_Exercise prompt_
Wherever "screws" appears in a line, list that line.

_Raw records_

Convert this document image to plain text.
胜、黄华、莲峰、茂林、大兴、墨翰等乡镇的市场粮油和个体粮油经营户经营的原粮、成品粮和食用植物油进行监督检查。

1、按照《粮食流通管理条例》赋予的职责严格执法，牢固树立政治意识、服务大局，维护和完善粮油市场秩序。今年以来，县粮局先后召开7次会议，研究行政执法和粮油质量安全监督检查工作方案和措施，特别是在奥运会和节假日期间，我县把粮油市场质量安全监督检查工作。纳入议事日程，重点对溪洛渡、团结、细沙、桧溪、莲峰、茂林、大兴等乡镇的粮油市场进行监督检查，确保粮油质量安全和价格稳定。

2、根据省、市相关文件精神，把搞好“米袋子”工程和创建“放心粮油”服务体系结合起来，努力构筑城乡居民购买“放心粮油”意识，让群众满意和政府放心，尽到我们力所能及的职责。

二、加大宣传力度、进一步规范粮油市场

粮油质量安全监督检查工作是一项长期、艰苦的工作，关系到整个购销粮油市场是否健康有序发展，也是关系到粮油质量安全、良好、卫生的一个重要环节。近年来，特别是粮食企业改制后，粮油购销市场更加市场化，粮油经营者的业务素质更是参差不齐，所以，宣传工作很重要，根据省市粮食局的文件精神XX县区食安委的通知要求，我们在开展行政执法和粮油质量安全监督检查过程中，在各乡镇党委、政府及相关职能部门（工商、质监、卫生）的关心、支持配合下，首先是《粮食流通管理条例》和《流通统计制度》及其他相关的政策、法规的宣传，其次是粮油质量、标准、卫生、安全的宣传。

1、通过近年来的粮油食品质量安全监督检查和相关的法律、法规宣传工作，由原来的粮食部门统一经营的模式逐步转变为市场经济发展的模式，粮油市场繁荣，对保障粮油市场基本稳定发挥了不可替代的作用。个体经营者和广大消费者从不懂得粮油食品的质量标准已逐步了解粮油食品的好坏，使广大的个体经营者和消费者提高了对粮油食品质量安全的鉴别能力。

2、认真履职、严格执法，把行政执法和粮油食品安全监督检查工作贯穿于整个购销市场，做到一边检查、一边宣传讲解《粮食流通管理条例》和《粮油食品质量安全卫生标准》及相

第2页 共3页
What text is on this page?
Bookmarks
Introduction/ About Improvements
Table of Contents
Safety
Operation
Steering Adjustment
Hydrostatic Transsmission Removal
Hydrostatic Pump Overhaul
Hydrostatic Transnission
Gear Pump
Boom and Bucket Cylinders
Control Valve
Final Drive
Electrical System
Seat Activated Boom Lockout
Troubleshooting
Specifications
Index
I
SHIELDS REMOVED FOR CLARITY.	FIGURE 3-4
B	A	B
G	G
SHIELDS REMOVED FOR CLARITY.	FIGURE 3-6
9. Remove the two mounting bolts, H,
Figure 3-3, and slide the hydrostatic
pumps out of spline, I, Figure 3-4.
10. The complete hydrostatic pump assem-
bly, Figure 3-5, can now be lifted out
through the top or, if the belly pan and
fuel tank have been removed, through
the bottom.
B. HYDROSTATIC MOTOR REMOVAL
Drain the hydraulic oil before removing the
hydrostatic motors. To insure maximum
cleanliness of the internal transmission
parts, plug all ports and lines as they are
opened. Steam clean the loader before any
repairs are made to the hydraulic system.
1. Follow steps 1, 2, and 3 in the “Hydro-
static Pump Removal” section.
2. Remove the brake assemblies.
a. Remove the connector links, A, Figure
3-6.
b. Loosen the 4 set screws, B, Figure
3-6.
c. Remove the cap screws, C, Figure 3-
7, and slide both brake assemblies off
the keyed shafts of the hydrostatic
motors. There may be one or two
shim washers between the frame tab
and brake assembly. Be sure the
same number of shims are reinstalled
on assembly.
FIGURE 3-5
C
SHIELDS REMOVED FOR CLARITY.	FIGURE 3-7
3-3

_Result for this task_
b. Loosen the 4 set screws, B, Figure
c. Remove the cap screws, C, Figure 3-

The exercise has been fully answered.